#### Written request:
Copy every line of the material below word for word.

#### Data entries for graphics:
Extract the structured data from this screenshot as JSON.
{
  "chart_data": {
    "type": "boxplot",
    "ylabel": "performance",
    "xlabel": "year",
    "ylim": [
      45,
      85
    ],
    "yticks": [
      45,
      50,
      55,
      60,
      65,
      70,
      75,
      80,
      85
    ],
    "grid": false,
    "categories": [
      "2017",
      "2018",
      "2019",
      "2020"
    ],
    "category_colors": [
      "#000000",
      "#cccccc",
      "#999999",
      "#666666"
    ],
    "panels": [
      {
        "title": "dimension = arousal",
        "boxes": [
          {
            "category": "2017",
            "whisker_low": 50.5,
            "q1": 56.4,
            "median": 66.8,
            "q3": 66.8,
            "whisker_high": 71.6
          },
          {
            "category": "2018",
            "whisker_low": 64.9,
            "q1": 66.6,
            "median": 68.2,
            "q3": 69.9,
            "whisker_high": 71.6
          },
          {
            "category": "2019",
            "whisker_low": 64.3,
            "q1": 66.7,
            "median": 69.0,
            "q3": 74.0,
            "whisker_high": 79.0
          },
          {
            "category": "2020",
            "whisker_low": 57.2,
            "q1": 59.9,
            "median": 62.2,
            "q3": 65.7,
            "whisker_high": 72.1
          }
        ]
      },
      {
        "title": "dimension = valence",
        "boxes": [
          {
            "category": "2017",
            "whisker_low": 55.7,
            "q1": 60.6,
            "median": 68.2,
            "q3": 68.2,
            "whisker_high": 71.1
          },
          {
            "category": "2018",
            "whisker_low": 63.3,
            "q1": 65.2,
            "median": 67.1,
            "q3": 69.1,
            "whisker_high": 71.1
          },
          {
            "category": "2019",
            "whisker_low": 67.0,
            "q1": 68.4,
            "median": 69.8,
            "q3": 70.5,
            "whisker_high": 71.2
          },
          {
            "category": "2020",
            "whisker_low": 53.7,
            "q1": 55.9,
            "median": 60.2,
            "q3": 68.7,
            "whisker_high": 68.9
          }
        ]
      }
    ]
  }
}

#### Expected answer:
Extract the structured data from this screenshot as JSON.
{
  "chart_data": {
    "type": "boxplot",
    "ylabel": "performance",
    "xlabel": "year",
    "ylim": [
      45,
      85
    ],
    "yticks": [
      45,
      50,
      55,
      60,
      65,
      70,
      75,
      80,
      85
    ],
    "grid": false,
    "categories": [
      "2017",
      "2018",
      "2019",
      "2020"
    ],
    "category_colors": [
      "#000000",
      "#cccccc",
      "#999999",
      "#666666"
    ],
    "panels": [
      {
        "title": "dimension = arousal",
        "boxes": [
          {
            "category": "2017",
            "whisker_low": 50.5,
            "q1": 56.4,
            "median": 66.8,
            "q3": 66.8,
            "whisker_high": 71.6
          },
          {
            "category": "2018",
            "whisker_low": 64.9,
            "q1": 66.6,
            "median": 68.2,
            "q3": 69.9,
            "whisker_high": 71.6
          },
          {
            "category": "2019",
            "whisker_low": 64.3,
            "q1": 66.7,
            "median": 69.0,
            "q3": 74.0,
            "whisker_high": 79.0
          },
          {
            "category": "2020",
            "whisker_low": 57.2,
            "q1": 59.9,
            "median": 62.2,
            "q3": 65.7,
            "whisker_high": 72.1
          }
        ]
      },
      {
        "title": "dimension = valence",
        "boxes": [
          {
            "category": "2017",
            "whisker_low": 55.7,
            "q1": 60.6,
            "median": 68.2,
            "q3": 68.2,
            "whisker_high": 71.1
          },
          {
            "category": "2018",
            "whisker_low": 63.3,
            "q1": 65.2,
            "median": 67.1,
            "q3": 69.1,
            "whisker_high": 71.1
          },
          {
            "category": "2019",
            "whisker_low": 67.0,
            "q1": 68.4,
            "median": 69.8,
            "q3": 70.5,
            "whisker_high": 71.2
          },
          {
            "category": "2020",
            "whisker_low": 53.7,
            "q1": 55.9,
            "median": 60.2,
            "q3": 68.7,
            "whisker_high": 68.9
          }
        ]
      }
    ]
  }
}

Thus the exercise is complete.